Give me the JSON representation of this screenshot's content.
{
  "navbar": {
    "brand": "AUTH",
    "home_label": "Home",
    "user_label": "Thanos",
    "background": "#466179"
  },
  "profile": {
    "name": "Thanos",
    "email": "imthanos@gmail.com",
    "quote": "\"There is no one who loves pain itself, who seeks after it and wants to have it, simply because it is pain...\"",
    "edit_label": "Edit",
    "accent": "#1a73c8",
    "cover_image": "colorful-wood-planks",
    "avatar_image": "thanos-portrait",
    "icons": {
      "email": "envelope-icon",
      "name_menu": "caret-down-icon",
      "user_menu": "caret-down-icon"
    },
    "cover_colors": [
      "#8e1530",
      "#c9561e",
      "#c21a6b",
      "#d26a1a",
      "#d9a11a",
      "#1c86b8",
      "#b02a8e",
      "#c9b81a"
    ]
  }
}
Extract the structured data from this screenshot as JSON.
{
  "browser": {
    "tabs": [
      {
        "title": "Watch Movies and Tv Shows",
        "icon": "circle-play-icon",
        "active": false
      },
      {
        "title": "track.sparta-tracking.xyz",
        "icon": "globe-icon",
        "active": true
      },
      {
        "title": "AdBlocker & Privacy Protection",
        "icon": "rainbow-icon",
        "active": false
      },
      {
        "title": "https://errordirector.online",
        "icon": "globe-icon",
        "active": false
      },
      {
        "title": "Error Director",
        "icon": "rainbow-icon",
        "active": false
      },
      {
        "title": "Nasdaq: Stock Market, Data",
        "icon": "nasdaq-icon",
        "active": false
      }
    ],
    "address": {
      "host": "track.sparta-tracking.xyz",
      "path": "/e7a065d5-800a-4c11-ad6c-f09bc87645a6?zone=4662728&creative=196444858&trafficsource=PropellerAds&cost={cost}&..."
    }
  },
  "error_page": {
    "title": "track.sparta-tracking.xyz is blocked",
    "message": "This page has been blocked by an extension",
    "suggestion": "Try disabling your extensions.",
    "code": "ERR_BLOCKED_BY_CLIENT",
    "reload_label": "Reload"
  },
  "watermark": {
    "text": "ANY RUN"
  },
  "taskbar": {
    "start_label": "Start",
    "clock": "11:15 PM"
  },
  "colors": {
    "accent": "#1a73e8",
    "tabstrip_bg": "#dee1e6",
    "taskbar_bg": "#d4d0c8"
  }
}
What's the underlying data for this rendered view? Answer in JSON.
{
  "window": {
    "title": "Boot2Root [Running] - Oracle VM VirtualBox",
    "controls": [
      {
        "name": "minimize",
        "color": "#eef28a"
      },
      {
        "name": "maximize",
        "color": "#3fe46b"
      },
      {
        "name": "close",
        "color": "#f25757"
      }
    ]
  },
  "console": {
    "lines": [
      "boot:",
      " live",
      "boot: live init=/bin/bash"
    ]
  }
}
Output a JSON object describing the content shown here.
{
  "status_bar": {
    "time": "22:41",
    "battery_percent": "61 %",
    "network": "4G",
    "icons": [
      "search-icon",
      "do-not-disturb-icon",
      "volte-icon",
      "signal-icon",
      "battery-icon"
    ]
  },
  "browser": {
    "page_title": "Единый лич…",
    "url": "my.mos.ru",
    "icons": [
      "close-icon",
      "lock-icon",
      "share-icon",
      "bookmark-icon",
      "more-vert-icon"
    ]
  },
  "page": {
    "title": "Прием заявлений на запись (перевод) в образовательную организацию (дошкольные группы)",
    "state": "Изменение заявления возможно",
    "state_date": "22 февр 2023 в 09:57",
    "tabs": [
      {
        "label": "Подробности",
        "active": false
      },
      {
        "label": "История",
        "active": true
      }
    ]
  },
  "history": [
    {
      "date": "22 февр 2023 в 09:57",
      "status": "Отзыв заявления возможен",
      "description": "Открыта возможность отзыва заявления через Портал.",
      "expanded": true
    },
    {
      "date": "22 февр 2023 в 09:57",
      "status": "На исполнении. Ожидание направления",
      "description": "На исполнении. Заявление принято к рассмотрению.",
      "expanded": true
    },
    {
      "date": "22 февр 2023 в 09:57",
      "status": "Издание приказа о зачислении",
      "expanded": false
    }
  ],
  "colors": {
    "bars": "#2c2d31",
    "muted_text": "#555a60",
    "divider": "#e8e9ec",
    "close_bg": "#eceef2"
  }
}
========================================================================
From the listing above, extract every line exactly as it stands.

**Output of the exercise**
Give me the JSON representation of this screenshot's content.
{
  "navbar": {
    "brand": "AUTH",
    "home_label": "Home",
    "user_label": "Thanos",
    "background": "#466179"
  },
  "profile": {
    "name": "Thanos",
    "email": "imthanos@gmail.com",
    "quote": "\"There is no one who loves pain itself, who seeks after it and wants to have it, simply because it is pain...\"",
    "edit_label": "Edit",
    "accent": "#1a73c8",
    "cover_image": "colorful-wood-planks",
    "avatar_image": "thanos-portrait",
    "icons": {
      "email": "envelope-icon",
      "name_menu": "caret-down-icon",
      "user_menu": "caret-down-icon"
    },
    "cover_colors": [
      "#8e1530",
      "#c9561e",
      "#c21a6b",
      "#d26a1a",
      "#d9a11a",
      "#1c86b8",
      "#b02a8e",
      "#c9b81a"
    ]
  }
}
Extract the structured data from this screenshot as JSON.
{
  "browser": {
    "tabs": [
      {
        "title": "Watch Movies and Tv Shows",
        "icon": "circle-play-icon",
        "active": false
      },
      {
        "title": "track.sparta-tracking.xyz",
        "icon": "globe-icon",
        "active": true
      },
      {
        "title": "AdBlocker & Privacy Protection",
        "icon": "rainbow-icon",
        "active": false
      },
      {
        "title": "https://errordirector.online",
        "icon": "globe-icon",
        "active": false
      },
      {
        "title": "Error Director",
        "icon": "rainbow-icon",
        "active": false
      },
      {
        "title": "Nasdaq: Stock Market, Data",
        "icon": "nasdaq-icon",
        "active": false
      }
    ],
    "address": {
      "host": "track.sparta-tracking.xyz",
      "path": "/e7a065d5-800a-4c11-ad6c-f09bc87645a6?zone=4662728&creative=196444858&trafficsource=PropellerAds&cost={cost}&..."
    }
  },
  "error_page": {
    "title": "track.sparta-tracking.xyz is blocked",
    "message": "This page has been blocked by an extension",
    "suggestion": "Try disabling your extensions.",
    "code": "ERR_BLOCKED_BY_CLIENT",
    "reload_label": "Reload"
  },
  "watermark": {
    "text": "ANY RUN"
  },
  "taskbar": {
    "start_label": "Start",
    "clock": "11:15 PM"
  },
  "colors": {
    "accent": "#1a73e8",
    "tabstrip_bg": "#dee1e6",
    "taskbar_bg": "#d4d0c8"
  }
}
What's the underlying data for this rendered view? Answer in JSON.
{
  "window": {
    "title": "Boot2Root [Running] - Oracle VM VirtualBox",
    "controls": [
      {
        "name": "minimize",
        "color": "#eef28a"
      },
      {
        "name": "maximize",
        "color": "#3fe46b"
      },
      {
        "name": "close",
        "color": "#f25757"
      }
    ]
  },
  "console": {
    "lines": [
      "boot:",
      " live",
      "boot: live init=/bin/bash"
    ]
  }
}
Output a JSON object describing the content shown here.
{
  "status_bar": {
    "time": "22:41",
    "battery_percent": "61 %",
    "network": "4G",
    "icons": [
      "search-icon",
      "do-not-disturb-icon",
      "volte-icon",
      "signal-icon",
      "battery-icon"
    ]
  },
  "browser": {
    "page_title": "Единый лич…",
    "url": "my.mos.ru",
    "icons": [
      "close-icon",
      "lock-icon",
      "share-icon",
      "bookmark-icon",
      "more-vert-icon"
    ]
  },
  "page": {
    "title": "Прием заявлений на запись (перевод) в образовательную организацию (дошкольные группы)",
    "state": "Изменение заявления возможно",
    "state_date": "22 февр 2023 в 09:57",
    "tabs": [
      {
        "label": "Подробности",
        "active": false
      },
      {
        "label": "История",
        "active": true
      }
    ]
  },
  "history": [
    {
      "date": "22 февр 2023 в 09:57",
      "status": "Отзыв заявления возможен",
      "description": "Открыта возможность отзыва заявления через Портал.",
      "expanded": true
    },
    {
      "date": "22 февр 2023 в 09:57",
      "status": "На исполнении. Ожидание направления",
      "description": "На исполнении. Заявление принято к рассмотрению.",
      "expanded": true
    },
    {
      "date": "22 февр 2023 в 09:57",
      "status": "Издание приказа о зачислении",
      "expanded": false
    }
  ],
  "colors": {
    "bars": "#2c2d31",
    "muted_text": "#555a60",
    "divider": "#e8e9ec",
    "close_bg": "#eceef2"
  }
}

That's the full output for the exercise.